**Given problem A:**
Answer these questions about the thread on δ-ε proofs, giving each answer on its own line marked like its question:
(i) What kind of class is often the students' first class in formal proof-writing?
(ii) On what kind of tests does the thread say students may be writing these proofs?
(iii) In which two fields does the writer of Answer 5 use mathematics?

If we add tricks that make it easier to write a proof "in order", starting from the first line and ending at the last line, then we are not doing our students a service, because proofs are not generally written in order. The typical thing to do, when writing a proof, is to explore the problem, see how the parameters interact, figure out what's going on (maybe by solving some equations on scratch paper), and then write a proof.

It so happens that $\delta$-$\epsilon$ proofs are a good place to teach this skill, because the exploration that needs to be done is relatively routine. It is routine enough that something like a "$K$-$\epsilon$ principle" can be invented to eliminate the exploration. But we shouldn't give in to this temptation, because then the students will be stuck learning how to explore later, on a harder problem.

In addition, a real analysis class is often the students' first class in formal proof-writing. They are learning skills like "if the definition says 'there exists a $\delta$', then I will have to figure out what $\delta$ to choose to satisfy the definition, and pick that at the beginning of the proof". We should not muddy the waters while the students are still learning this basic logical structure. Once they are comfortable with it, then (if they are still writing $\delta$-$\epsilon$ proofs) we can teach them how to get away with being sloppy.

Answer 4

I think there are very few textbooks that concentrate on how to write proofs. The $K$-$\epsilon$ principle is a bit helpful in reading proofs, but it usually isn't too hard for an experienced author to choose a $\delta$ at the start in order to get $\epsilon$.

Where the $K$-$\epsilon$ principle is invaluable is for a student who is learning to write $(\delta, \epsilon)$ proofs and can't see which $\delta$ to choose at the start. (Especially if they are writing these proofs on timed tests!)

I agree with the OP's implication that it would be a good idea for more books to emphasize this, but this is my literal answer as to why I think they don't.

Also, "$K$-$\epsilon$ principle" isn't a very mnemonic name, and I've never heard it before. Perhaps the lack of a catchy name is part of the problem?

Answer 5

By now, as somewhat experienced in what little of mathematics we use in economics and statistics (and limits are certainly a part), I recognize what the OP is raging about, and in practice, I always skip over it by the verbal "since we can make it arbitrarily small...". And I am fine with that, and everybody is fine with that.

But I am a user of mathematics at this point, not a student. And I suspect that the concept

"If $C$ is fixed and $\epsilon$ can be made arbitrarily small, then it doesn't matter if we arrive at $C\epsilon$ instead of $\epsilon$"

is not an easy one to grasp for students, because, mentally it "equates" (qualitatively) $C\epsilon$ with $\epsilon$, and this hits at the heart of what is truly difficult to understand, the consequences of the very small (and of the very large, analogously).

**Dataset rows:**

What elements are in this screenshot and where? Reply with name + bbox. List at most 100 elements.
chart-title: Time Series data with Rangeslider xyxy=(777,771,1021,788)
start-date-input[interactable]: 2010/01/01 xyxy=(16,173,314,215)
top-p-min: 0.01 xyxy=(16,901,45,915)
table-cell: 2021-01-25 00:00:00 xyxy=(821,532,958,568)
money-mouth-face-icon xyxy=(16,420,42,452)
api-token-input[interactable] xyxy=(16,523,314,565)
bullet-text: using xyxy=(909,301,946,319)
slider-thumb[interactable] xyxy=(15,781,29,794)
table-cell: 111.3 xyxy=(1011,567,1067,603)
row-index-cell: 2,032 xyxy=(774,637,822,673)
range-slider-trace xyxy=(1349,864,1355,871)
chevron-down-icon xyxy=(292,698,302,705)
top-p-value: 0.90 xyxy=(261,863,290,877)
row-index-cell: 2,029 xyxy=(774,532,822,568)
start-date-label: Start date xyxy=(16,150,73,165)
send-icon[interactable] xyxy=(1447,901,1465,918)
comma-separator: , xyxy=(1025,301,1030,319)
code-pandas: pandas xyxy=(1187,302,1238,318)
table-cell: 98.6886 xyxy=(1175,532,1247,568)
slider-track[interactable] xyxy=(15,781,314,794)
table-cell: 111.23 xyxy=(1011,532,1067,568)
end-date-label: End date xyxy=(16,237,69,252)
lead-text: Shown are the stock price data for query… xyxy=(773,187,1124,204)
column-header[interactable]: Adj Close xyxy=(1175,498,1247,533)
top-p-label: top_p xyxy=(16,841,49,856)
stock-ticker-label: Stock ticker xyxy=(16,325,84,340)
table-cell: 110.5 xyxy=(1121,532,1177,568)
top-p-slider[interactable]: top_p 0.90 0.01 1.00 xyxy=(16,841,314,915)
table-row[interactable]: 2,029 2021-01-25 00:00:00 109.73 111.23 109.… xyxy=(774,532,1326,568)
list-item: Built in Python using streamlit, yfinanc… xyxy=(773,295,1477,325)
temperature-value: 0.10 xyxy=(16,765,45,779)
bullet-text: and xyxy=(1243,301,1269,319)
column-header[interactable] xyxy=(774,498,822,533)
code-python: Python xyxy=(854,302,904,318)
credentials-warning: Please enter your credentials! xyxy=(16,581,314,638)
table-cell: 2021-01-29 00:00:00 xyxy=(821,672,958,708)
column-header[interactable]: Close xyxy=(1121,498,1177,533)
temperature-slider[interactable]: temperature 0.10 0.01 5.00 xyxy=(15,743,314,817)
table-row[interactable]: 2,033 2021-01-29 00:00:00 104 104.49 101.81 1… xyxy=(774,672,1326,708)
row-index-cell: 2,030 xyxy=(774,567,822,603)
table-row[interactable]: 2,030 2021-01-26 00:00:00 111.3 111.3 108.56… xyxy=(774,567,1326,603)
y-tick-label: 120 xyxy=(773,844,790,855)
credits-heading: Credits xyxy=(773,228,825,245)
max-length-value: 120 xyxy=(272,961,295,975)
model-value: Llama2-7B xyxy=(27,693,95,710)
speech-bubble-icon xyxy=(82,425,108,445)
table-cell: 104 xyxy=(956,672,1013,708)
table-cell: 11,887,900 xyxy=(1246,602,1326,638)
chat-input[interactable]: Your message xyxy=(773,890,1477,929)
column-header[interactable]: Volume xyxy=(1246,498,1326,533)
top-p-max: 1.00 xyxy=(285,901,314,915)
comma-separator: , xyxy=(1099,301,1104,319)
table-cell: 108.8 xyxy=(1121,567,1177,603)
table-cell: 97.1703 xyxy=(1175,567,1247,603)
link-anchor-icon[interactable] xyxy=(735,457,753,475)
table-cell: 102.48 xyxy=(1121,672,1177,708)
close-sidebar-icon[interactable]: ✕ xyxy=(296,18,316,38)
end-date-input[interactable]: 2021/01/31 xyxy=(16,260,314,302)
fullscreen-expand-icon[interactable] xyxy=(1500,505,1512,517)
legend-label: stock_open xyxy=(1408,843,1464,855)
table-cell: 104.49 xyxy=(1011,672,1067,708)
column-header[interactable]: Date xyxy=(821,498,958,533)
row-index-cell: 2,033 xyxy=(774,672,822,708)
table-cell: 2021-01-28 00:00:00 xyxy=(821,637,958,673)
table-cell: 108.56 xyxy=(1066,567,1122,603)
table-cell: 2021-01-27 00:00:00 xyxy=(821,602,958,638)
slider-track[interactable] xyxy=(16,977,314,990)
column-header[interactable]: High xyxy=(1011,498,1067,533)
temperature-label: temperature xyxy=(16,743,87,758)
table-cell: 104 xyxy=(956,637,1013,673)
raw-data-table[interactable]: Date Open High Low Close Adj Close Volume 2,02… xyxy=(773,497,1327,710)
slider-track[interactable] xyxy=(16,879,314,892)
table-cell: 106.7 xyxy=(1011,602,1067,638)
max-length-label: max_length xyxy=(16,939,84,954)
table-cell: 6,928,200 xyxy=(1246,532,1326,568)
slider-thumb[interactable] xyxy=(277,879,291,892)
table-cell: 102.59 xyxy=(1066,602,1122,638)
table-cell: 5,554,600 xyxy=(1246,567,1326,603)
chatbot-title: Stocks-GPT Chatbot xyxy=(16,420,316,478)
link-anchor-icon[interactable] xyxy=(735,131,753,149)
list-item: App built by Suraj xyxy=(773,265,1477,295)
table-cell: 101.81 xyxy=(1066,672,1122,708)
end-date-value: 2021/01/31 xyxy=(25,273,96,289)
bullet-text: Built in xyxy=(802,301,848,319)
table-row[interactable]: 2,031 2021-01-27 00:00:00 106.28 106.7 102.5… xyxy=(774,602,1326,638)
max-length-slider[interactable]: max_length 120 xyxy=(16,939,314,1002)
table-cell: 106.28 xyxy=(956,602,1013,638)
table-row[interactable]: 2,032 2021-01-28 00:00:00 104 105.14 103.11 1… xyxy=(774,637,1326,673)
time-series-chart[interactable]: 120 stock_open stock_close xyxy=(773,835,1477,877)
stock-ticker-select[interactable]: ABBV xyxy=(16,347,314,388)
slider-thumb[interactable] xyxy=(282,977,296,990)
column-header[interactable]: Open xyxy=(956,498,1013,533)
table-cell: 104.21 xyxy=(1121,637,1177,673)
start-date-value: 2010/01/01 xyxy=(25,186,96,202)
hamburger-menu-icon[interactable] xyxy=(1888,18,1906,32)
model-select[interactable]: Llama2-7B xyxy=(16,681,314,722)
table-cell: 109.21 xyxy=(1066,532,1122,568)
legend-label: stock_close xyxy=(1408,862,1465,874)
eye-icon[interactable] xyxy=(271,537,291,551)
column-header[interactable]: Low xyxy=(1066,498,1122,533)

**Given problem B:** In the rows, starting with the first row and going on through the row with "bullet-text: using xyxy=(909,301,946,319)", can you change "interactable" to "clickable" and leave everything else unchanged? Give only those rows.

**Response A:**
(i) A real analysis class
(ii) Timed tests
(iii) Economics and statistics

**Response B:**
What elements are in this screenshot and where? Reply with name + bbox. List at most 100 elements.
chart-title: Time Series data with Rangeslider xyxy=(777,771,1021,788)
start-date-input[clickable]: 2010/01/01 xyxy=(16,173,314,215)
top-p-min: 0.01 xyxy=(16,901,45,915)
table-cell: 2021-01-25 00:00:00 xyxy=(821,532,958,568)
money-mouth-face-icon xyxy=(16,420,42,452)
api-token-input[clickable] xyxy=(16,523,314,565)
bullet-text: using xyxy=(909,301,946,319)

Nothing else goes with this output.